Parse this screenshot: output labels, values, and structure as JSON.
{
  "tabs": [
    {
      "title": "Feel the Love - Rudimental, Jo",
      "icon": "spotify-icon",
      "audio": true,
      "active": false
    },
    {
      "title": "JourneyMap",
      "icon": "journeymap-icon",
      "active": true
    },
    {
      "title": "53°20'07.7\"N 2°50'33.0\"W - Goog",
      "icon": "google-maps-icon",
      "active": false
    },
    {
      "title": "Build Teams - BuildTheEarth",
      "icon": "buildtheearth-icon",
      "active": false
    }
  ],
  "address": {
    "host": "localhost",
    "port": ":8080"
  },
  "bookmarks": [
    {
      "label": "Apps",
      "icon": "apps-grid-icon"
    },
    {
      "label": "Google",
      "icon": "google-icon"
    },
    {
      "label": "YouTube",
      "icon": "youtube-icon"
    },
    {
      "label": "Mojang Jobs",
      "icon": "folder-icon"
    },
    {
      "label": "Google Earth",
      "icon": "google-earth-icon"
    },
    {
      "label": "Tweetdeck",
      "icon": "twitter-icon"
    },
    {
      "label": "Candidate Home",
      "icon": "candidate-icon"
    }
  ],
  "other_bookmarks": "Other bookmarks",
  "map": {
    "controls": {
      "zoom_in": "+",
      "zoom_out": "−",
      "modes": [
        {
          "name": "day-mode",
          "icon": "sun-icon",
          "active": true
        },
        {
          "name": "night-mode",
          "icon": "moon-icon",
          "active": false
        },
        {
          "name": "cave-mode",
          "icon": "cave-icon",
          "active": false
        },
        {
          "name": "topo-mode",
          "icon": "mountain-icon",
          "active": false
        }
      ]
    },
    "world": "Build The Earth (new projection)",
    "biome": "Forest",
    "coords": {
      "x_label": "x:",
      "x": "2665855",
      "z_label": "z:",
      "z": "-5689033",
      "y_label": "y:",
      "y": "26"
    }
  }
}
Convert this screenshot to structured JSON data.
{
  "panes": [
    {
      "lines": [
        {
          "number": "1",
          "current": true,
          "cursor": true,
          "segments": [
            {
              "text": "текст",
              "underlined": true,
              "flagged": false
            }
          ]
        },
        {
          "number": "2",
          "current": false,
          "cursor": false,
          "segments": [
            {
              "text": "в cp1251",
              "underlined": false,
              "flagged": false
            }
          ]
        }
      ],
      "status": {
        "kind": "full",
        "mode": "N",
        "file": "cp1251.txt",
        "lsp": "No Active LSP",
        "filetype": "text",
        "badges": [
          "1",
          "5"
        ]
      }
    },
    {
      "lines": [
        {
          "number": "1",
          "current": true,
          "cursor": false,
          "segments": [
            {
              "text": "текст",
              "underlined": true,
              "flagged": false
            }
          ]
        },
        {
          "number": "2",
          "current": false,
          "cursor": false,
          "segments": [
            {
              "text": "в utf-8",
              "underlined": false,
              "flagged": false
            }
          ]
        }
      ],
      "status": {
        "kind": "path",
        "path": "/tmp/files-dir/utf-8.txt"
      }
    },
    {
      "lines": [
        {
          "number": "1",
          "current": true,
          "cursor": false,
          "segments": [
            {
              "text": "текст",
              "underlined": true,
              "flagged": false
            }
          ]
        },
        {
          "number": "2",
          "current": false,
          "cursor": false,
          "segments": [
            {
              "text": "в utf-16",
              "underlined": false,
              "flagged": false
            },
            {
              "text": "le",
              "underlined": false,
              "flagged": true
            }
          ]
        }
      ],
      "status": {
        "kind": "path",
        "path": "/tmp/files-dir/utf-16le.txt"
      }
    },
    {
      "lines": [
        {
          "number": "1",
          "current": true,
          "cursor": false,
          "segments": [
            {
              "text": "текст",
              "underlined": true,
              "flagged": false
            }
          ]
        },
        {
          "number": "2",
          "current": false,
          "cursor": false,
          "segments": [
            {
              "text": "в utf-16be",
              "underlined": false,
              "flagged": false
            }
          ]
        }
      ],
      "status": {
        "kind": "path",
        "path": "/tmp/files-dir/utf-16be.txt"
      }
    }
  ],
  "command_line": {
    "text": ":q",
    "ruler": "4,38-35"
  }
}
######
> [Aim of the exercise]: Copy the material above verbatim.

> [Complete output]:
Parse this screenshot: output labels, values, and structure as JSON.
{
  "tabs": [
    {
      "title": "Feel the Love - Rudimental, Jo",
      "icon": "spotify-icon",
      "audio": true,
      "active": false
    },
    {
      "title": "JourneyMap",
      "icon": "journeymap-icon",
      "active": true
    },
    {
      "title": "53°20'07.7\"N 2°50'33.0\"W - Goog",
      "icon": "google-maps-icon",
      "active": false
    },
    {
      "title": "Build Teams - BuildTheEarth",
      "icon": "buildtheearth-icon",
      "active": false
    }
  ],
  "address": {
    "host": "localhost",
    "port": ":8080"
  },
  "bookmarks": [
    {
      "label": "Apps",
      "icon": "apps-grid-icon"
    },
    {
      "label": "Google",
      "icon": "google-icon"
    },
    {
      "label": "YouTube",
      "icon": "youtube-icon"
    },
    {
      "label": "Mojang Jobs",
      "icon": "folder-icon"
    },
    {
      "label": "Google Earth",
      "icon": "google-earth-icon"
    },
    {
      "label": "Tweetdeck",
      "icon": "twitter-icon"
    },
    {
      "label": "Candidate Home",
      "icon": "candidate-icon"
    }
  ],
  "other_bookmarks": "Other bookmarks",
  "map": {
    "controls": {
      "zoom_in": "+",
      "zoom_out": "−",
      "modes": [
        {
          "name": "day-mode",
          "icon": "sun-icon",
          "active": true
        },
        {
          "name": "night-mode",
          "icon": "moon-icon",
          "active": false
        },
        {
          "name": "cave-mode",
          "icon": "cave-icon",
          "active": false
        },
        {
          "name": "topo-mode",
          "icon": "mountain-icon",
          "active": false
        }
      ]
    },
    "world": "Build The Earth (new projection)",
    "biome": "Forest",
    "coords": {
      "x_label": "x:",
      "x": "2665855",
      "z_label": "z:",
      "z": "-5689033",
      "y_label": "y:",
      "y": "26"
    }
  }
}
Convert this screenshot to structured JSON data.
{
  "panes": [
    {
      "lines": [
        {
          "number": "1",
          "current": true,
          "cursor": true,
          "segments": [
            {
              "text": "текст",
              "underlined": true,
              "flagged": false
            }
          ]
        },
        {
          "number": "2",
          "current": false,
          "cursor": false,
          "segments": [
            {
              "text": "в cp1251",
              "underlined": false,
              "flagged": false
            }
          ]
        }
      ],
      "status": {
        "kind": "full",
        "mode": "N",
        "file": "cp1251.txt",
        "lsp": "No Active LSP",
        "filetype": "text",
        "badges": [
          "1",
          "5"
        ]
      }
    },
    {
      "lines": [
        {
          "number": "1",
          "current": true,
          "cursor": false,
          "segments": [
            {
              "text": "текст",
              "underlined": true,
              "flagged": false
            }
          ]
        },
        {
          "number": "2",
          "current": false,
          "cursor": false,
          "segments": [
            {
              "text": "в utf-8",
              "underlined": false,
              "flagged": false
            }
          ]
        }
      ],
      "status": {
        "kind": "path",
        "path": "/tmp/files-dir/utf-8.txt"
      }
    },
    {
      "lines": [
        {
          "number": "1",
          "current": true,
          "cursor": false,
          "segments": [
            {
              "text": "текст",
              "underlined": true,
              "flagged": false
            }
          ]
        },
        {
          "number": "2",
          "current": false,
          "cursor": false,
          "segments": [
            {
              "text": "в utf-16",
              "underlined": false,
              "flagged": false
            },
            {
              "text": "le",
              "underlined": false,
              "flagged": true
            }
          ]
        }
      ],
      "status": {
        "kind": "path",
        "path": "/tmp/files-dir/utf-16le.txt"
      }
    },
    {
      "lines": [
        {
          "number": "1",
          "current": true,
          "cursor": false,
          "segments": [
            {
              "text": "текст",
              "underlined": true,
              "flagged": false
            }
          ]
        },
        {
          "number": "2",
          "current": false,
          "cursor": false,
          "segments": [
            {
              "text": "в utf-16be",
              "underlined": false,
              "flagged": false
            }
          ]
        }
      ],
      "status": {
        "kind": "path",
        "path": "/tmp/files-dir/utf-16be.txt"
      }
    }
  ],
  "command_line": {
    "text": ":q",
    "ruler": "4,38-35"
  }
}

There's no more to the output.